START Excerpted text

Skip to main content
Experiments in Phoenix allow you to systematically evaluate your AI application’s performance on a dataset. Each experiment runs your task function on every example, captures outputs and traces, and optionally evaluates results using metrics and quality checks.

Basic Experiment

Here’s a simple experiment that runs a task on a dataset:
from phoenix.client import Client
from phoenix.experiments import run_experiment

client = Client()

# Get your dataset
dataset = client.datasets.get_dataset(dataset="qa-dataset")

# Define your task
def answer_question(input):
    """Your AI application logic"""
    question = input["question"]
    # Call your model/LLM here
    answer = generate_answer(question)
    return {"answer": answer}

# Run the experiment
experiment = run_experiment(
    dataset=dataset,
    task=answer_question,
    experiment_name="baseline-v1",
    experiment_description="Initial baseline using GPT-4"
)

print(experiment)
This will:
  1. Execute answer_question on each example in the dataset
  2. Capture outputs and execution traces
  3. Store results in Phoenix
  4. Display a summary of the experiment

Task Functions

Task functions can access different parts of the example:

Single Parameter (Input Only)

def simple_task(input):
    """Most common pattern - receives the input dict"""
    question = input["question"]
    return {"answer": generate_answer(question)}

Multiple Parameters

def task_with_reference(input, expected, metadata):
    """

END Excerpted text

Goal of the exercise =
Reproduce the Phoenix experiments text from "Skip to main" to "client = Client()", word for word.

START Dataset content

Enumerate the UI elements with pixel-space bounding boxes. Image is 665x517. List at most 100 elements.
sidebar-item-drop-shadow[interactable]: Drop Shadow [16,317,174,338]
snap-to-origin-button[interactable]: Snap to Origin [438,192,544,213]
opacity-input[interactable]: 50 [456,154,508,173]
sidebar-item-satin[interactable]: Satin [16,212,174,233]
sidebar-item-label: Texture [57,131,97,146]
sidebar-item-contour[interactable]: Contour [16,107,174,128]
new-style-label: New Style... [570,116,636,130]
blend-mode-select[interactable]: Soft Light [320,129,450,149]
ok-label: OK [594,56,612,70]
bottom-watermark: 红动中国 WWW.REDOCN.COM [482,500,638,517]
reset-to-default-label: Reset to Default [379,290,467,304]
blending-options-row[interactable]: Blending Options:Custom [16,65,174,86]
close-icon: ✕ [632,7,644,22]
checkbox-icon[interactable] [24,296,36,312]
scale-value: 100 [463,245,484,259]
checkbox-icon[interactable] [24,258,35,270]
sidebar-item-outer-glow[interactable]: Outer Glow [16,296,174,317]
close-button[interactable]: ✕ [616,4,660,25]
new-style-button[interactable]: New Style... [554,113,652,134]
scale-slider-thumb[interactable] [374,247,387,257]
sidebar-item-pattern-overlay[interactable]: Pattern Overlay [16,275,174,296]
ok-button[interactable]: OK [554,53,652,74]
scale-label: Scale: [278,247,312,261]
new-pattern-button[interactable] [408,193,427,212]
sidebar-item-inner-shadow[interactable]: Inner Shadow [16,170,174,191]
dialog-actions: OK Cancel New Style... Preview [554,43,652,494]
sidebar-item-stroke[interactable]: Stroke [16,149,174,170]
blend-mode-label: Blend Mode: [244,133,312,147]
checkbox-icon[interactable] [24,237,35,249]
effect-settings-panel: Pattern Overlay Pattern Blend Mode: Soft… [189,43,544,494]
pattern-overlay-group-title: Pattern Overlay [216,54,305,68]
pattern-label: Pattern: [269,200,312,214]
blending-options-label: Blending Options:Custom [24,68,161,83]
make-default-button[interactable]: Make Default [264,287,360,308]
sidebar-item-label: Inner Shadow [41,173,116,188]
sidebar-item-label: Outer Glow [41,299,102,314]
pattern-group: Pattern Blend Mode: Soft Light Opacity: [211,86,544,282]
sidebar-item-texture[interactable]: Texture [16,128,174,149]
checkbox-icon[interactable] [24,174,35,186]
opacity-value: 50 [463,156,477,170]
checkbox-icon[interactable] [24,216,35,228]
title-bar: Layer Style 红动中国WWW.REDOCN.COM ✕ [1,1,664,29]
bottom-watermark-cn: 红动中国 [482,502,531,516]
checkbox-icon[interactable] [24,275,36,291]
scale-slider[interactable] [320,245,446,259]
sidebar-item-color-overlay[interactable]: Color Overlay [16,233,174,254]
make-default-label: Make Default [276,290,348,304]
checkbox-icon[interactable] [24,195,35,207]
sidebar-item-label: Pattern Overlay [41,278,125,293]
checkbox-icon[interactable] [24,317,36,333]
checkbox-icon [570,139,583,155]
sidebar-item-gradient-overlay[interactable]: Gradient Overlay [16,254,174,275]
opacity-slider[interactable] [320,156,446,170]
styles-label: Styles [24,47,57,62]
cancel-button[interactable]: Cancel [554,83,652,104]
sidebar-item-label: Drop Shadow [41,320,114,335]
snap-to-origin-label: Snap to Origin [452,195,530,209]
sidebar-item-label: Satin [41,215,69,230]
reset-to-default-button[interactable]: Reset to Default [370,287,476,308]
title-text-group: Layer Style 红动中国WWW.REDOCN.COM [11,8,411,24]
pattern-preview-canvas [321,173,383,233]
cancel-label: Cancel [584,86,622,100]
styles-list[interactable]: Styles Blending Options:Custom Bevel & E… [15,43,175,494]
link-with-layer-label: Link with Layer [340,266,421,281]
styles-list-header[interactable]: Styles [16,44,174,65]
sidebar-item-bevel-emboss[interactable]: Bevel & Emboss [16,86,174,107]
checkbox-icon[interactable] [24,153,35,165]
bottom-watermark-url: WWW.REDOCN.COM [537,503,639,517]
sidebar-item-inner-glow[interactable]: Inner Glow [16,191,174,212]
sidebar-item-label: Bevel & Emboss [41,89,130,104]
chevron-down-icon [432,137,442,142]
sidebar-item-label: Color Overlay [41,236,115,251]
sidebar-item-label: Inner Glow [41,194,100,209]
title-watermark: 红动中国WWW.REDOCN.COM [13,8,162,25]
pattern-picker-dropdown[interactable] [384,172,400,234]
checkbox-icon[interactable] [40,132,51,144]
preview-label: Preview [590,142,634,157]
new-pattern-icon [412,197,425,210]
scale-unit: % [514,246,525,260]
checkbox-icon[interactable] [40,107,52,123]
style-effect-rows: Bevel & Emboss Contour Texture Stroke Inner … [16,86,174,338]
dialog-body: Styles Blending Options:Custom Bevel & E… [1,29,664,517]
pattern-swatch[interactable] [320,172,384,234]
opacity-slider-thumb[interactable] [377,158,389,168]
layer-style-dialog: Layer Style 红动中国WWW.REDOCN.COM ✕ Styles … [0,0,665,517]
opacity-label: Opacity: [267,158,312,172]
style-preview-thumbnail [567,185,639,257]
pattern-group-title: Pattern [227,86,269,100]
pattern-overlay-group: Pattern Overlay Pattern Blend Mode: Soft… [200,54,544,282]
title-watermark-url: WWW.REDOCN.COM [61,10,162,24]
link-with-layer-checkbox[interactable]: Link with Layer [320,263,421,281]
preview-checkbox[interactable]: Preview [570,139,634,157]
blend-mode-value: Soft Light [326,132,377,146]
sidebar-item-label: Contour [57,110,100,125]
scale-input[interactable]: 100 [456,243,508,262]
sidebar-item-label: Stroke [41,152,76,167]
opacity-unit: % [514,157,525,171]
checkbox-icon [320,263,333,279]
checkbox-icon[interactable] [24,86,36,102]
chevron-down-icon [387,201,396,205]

END Dataset content

Output for this exercise =
Skip to main content
Experiments in Phoenix allow you to systematically evaluate your AI application’s performance on a dataset. Each experiment runs your task function on every example, captures outputs and traces, and optionally evaluates results using metrics and quality checks.

Basic Experiment

Here’s a simple experiment that runs a task on a dataset:
from phoenix.client import Client
from phoenix.experiments import run_experiment

client = Client()